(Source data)
◆ ◆ ◆ ◆ ◆ ◆ ◆
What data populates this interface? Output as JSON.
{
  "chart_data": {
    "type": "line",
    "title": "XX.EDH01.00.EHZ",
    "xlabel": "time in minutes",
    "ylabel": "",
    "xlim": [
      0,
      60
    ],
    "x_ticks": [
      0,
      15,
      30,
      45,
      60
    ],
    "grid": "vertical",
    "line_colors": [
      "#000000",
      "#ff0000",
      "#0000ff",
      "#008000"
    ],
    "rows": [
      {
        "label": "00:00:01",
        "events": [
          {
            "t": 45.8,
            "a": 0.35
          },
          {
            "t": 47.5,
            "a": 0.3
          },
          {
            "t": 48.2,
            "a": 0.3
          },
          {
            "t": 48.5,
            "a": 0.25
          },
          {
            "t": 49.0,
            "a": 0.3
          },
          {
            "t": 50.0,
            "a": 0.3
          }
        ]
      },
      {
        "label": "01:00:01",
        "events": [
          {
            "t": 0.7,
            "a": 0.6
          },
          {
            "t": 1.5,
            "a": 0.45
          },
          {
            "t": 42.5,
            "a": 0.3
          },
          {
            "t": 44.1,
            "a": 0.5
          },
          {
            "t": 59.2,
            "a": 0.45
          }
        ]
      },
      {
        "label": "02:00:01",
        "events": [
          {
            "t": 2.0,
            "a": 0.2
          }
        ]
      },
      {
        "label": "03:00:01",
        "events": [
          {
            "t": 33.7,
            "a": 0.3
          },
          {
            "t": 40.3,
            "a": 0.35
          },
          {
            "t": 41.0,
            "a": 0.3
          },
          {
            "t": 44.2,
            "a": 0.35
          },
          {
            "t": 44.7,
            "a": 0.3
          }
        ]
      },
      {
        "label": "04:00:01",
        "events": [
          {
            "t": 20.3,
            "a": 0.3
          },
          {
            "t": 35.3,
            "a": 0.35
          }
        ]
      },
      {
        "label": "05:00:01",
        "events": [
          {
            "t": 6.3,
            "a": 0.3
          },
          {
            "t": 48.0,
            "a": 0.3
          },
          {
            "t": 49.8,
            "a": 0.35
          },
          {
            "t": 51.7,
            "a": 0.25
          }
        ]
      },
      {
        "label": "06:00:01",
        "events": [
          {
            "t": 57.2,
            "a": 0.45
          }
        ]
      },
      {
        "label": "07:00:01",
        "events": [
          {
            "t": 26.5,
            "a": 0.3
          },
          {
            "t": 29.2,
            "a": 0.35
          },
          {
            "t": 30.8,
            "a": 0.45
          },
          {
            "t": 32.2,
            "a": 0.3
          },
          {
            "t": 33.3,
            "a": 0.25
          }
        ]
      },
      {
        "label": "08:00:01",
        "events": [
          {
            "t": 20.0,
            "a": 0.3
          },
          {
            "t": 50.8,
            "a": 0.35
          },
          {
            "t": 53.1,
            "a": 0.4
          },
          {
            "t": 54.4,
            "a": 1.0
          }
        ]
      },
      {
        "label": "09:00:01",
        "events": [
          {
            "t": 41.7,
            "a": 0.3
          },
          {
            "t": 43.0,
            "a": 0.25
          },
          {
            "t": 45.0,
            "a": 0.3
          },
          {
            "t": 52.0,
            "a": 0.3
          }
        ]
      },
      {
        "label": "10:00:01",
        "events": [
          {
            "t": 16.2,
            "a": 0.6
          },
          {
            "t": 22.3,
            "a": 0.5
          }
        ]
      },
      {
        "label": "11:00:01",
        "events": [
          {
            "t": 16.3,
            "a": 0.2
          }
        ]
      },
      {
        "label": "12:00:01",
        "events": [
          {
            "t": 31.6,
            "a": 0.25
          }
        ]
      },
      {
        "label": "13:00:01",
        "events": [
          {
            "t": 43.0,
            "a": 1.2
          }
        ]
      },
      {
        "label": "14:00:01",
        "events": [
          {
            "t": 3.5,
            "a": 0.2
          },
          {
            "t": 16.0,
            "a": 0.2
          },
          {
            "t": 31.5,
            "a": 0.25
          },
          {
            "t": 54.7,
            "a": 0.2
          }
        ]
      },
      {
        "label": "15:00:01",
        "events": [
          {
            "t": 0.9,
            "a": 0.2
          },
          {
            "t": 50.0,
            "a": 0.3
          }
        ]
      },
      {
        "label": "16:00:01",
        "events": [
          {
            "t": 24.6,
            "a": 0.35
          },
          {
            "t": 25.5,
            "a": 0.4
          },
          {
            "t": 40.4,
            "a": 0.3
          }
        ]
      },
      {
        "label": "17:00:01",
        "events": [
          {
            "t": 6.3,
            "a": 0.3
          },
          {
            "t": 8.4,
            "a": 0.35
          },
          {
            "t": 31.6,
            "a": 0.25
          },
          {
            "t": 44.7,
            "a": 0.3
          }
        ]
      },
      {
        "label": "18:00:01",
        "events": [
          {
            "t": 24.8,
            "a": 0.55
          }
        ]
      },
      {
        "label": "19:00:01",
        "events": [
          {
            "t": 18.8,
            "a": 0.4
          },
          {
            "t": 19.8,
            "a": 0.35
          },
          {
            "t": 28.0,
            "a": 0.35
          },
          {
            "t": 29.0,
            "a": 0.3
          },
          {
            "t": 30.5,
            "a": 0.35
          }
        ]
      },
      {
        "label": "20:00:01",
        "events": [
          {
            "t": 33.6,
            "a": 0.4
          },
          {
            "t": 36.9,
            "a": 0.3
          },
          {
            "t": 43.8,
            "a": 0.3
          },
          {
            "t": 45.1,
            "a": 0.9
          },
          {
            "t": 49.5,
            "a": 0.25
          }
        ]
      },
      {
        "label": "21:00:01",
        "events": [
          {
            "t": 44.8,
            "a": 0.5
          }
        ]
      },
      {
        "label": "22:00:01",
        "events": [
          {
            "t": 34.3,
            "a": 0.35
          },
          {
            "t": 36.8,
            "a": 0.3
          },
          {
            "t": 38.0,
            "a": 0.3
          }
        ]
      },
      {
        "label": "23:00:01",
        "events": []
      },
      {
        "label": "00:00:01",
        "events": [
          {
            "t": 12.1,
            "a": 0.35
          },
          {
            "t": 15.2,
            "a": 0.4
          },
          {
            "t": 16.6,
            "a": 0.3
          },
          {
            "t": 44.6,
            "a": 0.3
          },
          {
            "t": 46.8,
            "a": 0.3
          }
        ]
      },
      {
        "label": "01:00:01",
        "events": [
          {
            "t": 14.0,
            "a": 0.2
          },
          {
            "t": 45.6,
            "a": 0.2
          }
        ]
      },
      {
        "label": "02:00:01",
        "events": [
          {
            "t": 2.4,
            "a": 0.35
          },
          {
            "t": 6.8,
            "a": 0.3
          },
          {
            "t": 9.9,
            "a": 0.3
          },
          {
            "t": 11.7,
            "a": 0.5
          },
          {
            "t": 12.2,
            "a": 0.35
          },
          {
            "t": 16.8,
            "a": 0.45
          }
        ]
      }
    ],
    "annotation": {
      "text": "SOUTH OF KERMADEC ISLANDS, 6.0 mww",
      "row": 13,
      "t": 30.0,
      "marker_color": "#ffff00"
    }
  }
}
◆ ◆ ◆ ◆ ◆ ◆ ◆
**SHORT EXERCISE**
Every record above should be copied exactly.

**OUTPUT**
What data populates this interface? Output as JSON.
{
  "chart_data": {
    "type": "line",
    "title": "XX.EDH01.00.EHZ",
    "xlabel": "time in minutes",
    "ylabel": "",
    "xlim": [
      0,
      60
    ],
    "x_ticks": [
      0,
      15,
      30,
      45,
      60
    ],
    "grid": "vertical",
    "line_colors": [
      "#000000",
      "#ff0000",
      "#0000ff",
      "#008000"
    ],
    "rows": [
      {
        "label": "00:00:01",
        "events": [
          {
            "t": 45.8,
            "a": 0.35
          },
          {
            "t": 47.5,
            "a": 0.3
          },
          {
            "t": 48.2,
            "a": 0.3
          },
          {
            "t": 48.5,
            "a": 0.25
          },
          {
            "t": 49.0,
            "a": 0.3
          },
          {
            "t": 50.0,
            "a": 0.3
          }
        ]
      },
      {
        "label": "01:00:01",
        "events": [
          {
            "t": 0.7,
            "a": 0.6
          },
          {
            "t": 1.5,
            "a": 0.45
          },
          {
            "t": 42.5,
            "a": 0.3
          },
          {
            "t": 44.1,
            "a": 0.5
          },
          {
            "t": 59.2,
            "a": 0.45
          }
        ]
      },
      {
        "label": "02:00:01",
        "events": [
          {
            "t": 2.0,
            "a": 0.2
          }
        ]
      },
      {
        "label": "03:00:01",
        "events": [
          {
            "t": 33.7,
            "a": 0.3
          },
          {
            "t": 40.3,
            "a": 0.35
          },
          {
            "t": 41.0,
            "a": 0.3
          },
          {
            "t": 44.2,
            "a": 0.35
          },
          {
            "t": 44.7,
            "a": 0.3
          }
        ]
      },
      {
        "label": "04:00:01",
        "events": [
          {
            "t": 20.3,
            "a": 0.3
          },
          {
            "t": 35.3,
            "a": 0.35
          }
        ]
      },
      {
        "label": "05:00:01",
        "events": [
          {
            "t": 6.3,
            "a": 0.3
          },
          {
            "t": 48.0,
            "a": 0.3
          },
          {
            "t": 49.8,
            "a": 0.35
          },
          {
            "t": 51.7,
            "a": 0.25
          }
        ]
      },
      {
        "label": "06:00:01",
        "events": [
          {
            "t": 57.2,
            "a": 0.45
          }
        ]
      },
      {
        "label": "07:00:01",
        "events": [
          {
            "t": 26.5,
            "a": 0.3
          },
          {
            "t": 29.2,
            "a": 0.35
          },
          {
            "t": 30.8,
            "a": 0.45
          },
          {
            "t": 32.2,
            "a": 0.3
          },
          {
            "t": 33.3,
            "a": 0.25
          }
        ]
      },
      {
        "label": "08:00:01",
        "events": [
          {
            "t": 20.0,
            "a": 0.3
          },
          {
            "t": 50.8,
            "a": 0.35
          },
          {
            "t": 53.1,
            "a": 0.4
          },
          {
            "t": 54.4,
            "a": 1.0
          }
        ]
      },
      {
        "label": "09:00:01",
        "events": [
          {
            "t": 41.7,
            "a": 0.3
          },
          {
            "t": 43.0,
            "a": 0.25
          },
          {
            "t": 45.0,
            "a": 0.3
          },
          {
            "t": 52.0,
            "a": 0.3
          }
        ]
      },
      {
        "label": "10:00:01",
        "events": [
          {
            "t": 16.2,
            "a": 0.6
          },
          {
            "t": 22.3,
            "a": 0.5
          }
        ]
      },
      {
        "label": "11:00:01",
        "events": [
          {
            "t": 16.3,
            "a": 0.2
          }
        ]
      },
      {
        "label": "12:00:01",
        "events": [
          {
            "t": 31.6,
            "a": 0.25
          }
        ]
      },
      {
        "label": "13:00:01",
        "events": [
          {
            "t": 43.0,
            "a": 1.2
          }
        ]
      },
      {
        "label": "14:00:01",
        "events": [
          {
            "t": 3.5,
            "a": 0.2
          },
          {
            "t": 16.0,
            "a": 0.2
          },
          {
            "t": 31.5,
            "a": 0.25
          },
          {
            "t": 54.7,
            "a": 0.2
          }
        ]
      },
      {
        "label": "15:00:01",
        "events": [
          {
            "t": 0.9,
            "a": 0.2
          },
          {
            "t": 50.0,
            "a": 0.3
          }
        ]
      },
      {
        "label": "16:00:01",
        "events": [
          {
            "t": 24.6,
            "a": 0.35
          },
          {
            "t": 25.5,
            "a": 0.4
          },
          {
            "t": 40.4,
            "a": 0.3
          }
        ]
      },
      {
        "label": "17:00:01",
        "events": [
          {
            "t": 6.3,
            "a": 0.3
          },
          {
            "t": 8.4,
            "a": 0.35
          },
          {
            "t": 31.6,
            "a": 0.25
          },
          {
            "t": 44.7,
            "a": 0.3
          }
        ]
      },
      {
        "label": "18:00:01",
        "events": [
          {
            "t": 24.8,
            "a": 0.55
          }
        ]
      },
      {
        "label": "19:00:01",
        "events": [
          {
            "t": 18.8,
            "a": 0.4
          },
          {
            "t": 19.8,
            "a": 0.35
          },
          {
            "t": 28.0,
            "a": 0.35
          },
          {
            "t": 29.0,
            "a": 0.3
          },
          {
            "t": 30.5,
            "a": 0.35
          }
        ]
      },
      {
        "label": "20:00:01",
        "events": [
          {
            "t": 33.6,
            "a": 0.4
          },
          {
            "t": 36.9,
            "a": 0.3
          },
          {
            "t": 43.8,
            "a": 0.3
          },
          {
            "t": 45.1,
            "a": 0.9
          },
          {
            "t": 49.5,
            "a": 0.25
          }
        ]
      },
      {
        "label": "21:00:01",
        "events": [
          {
            "t": 44.8,
            "a": 0.5
          }
        ]
      },
      {
        "label": "22:00:01",
        "events": [
          {
            "t": 34.3,
            "a": 0.35
          },
          {
            "t": 36.8,
            "a": 0.3
          },
          {
            "t": 38.0,
            "a": 0.3
          }
        ]
      },
      {
        "label": "23:00:01",
        "events": []
      },
      {
        "label": "00:00:01",
        "events": [
          {
            "t": 12.1,
            "a": 0.35
          },
          {
            "t": 15.2,
            "a": 0.4
          },
          {
            "t": 16.6,
            "a": 0.3
          },
          {
            "t": 44.6,
            "a": 0.3
          },
          {
            "t": 46.8,
            "a": 0.3
          }
        ]
      },
      {
        "label": "01:00:01",
        "events": [
          {
            "t": 14.0,
            "a": 0.2
          },
          {
            "t": 45.6,
            "a": 0.2
          }
        ]
      },
      {
        "label": "02:00:01",
        "events": [
          {
            "t": 2.4,
            "a": 0.35
          },
          {
            "t": 6.8,
            "a": 0.3
          },
          {
            "t": 9.9,
            "a": 0.3
          },
          {
            "t": 11.7,
            "a": 0.5
          },
          {
            "t": 12.2,
            "a": 0.35
          },
          {
            "t": 16.8,
            "a": 0.45
          }
        ]
      }
    ],
    "annotation": {
      "text": "SOUTH OF KERMADEC ISLANDS, 6.0 mww",
      "row": 13,
      "t": 30.0,
      "marker_color": "#ffff00"
    }
  }
}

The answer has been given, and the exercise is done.